[Stored data]
▬▬▬▬▬▬▬▬▬▬

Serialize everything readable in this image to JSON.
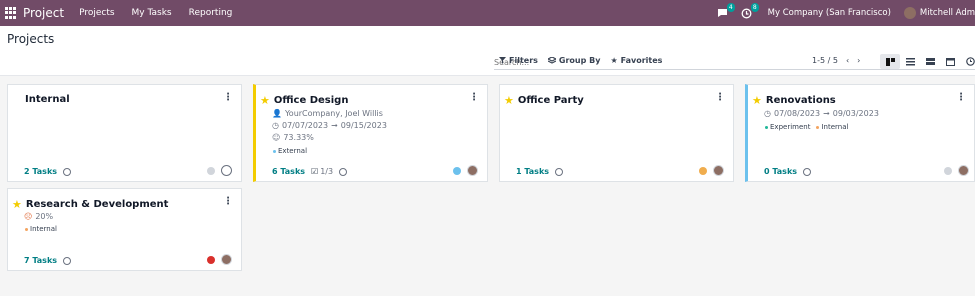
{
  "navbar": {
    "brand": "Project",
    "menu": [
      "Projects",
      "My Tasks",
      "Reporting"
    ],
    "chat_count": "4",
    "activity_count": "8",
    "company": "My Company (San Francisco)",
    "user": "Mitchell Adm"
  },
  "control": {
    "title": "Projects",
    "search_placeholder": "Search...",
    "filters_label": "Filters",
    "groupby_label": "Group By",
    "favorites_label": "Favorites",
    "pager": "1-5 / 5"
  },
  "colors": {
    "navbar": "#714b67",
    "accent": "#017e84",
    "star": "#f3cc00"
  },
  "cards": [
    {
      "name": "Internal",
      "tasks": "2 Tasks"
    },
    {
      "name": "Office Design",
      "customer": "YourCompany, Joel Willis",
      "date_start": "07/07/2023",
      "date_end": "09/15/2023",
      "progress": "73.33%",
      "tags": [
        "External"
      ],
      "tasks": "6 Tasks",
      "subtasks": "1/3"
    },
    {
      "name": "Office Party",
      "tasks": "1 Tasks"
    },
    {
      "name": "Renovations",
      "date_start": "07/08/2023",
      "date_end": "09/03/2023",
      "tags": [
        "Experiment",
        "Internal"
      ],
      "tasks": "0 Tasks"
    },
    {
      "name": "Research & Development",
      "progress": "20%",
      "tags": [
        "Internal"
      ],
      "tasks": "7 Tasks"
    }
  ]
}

▬▬▬▬▬▬▬▬▬▬

Set exercise - Set down the complete material exactly, but do not include the images.

Complete response -
Serialize everything readable in this image to JSON.
{
  "navbar": {
    "brand": "Project",
    "menu": [
      "Projects",
      "My Tasks",
      "Reporting"
    ],
    "chat_count": "4",
    "activity_count": "8",
    "company": "My Company (San Francisco)",
    "user": "Mitchell Adm"
  },
  "control": {
    "title": "Projects",
    "search_placeholder": "Search...",
    "filters_label": "Filters",
    "groupby_label": "Group By",
    "favorites_label": "Favorites",
    "pager": "1-5 / 5"
  },
  "colors": {
    "navbar": "#714b67",
    "accent": "#017e84",
    "star": "#f3cc00"
  },
  "cards": [
    {
      "name": "Internal",
      "tasks": "2 Tasks"
    },
    {
      "name": "Office Design",
      "customer": "YourCompany, Joel Willis",
      "date_start": "07/07/2023",
      "date_end": "09/15/2023",
      "progress": "73.33%",
      "tags": [
        "External"
      ],
      "tasks": "6 Tasks",
      "subtasks": "1/3"
    },
    {
      "name": "Office Party",
      "tasks": "1 Tasks"
    },
    {
      "name": "Renovations",
      "date_start": "07/08/2023",
      "date_end": "09/03/2023",
      "tags": [
        "Experiment",
        "Internal"
      ],
      "tasks": "0 Tasks"
    },
    {
      "name": "Research & Development",
      "progress": "20%",
      "tags": [
        "Internal"
      ],
      "tasks": "7 Tasks"
    }
  ]
}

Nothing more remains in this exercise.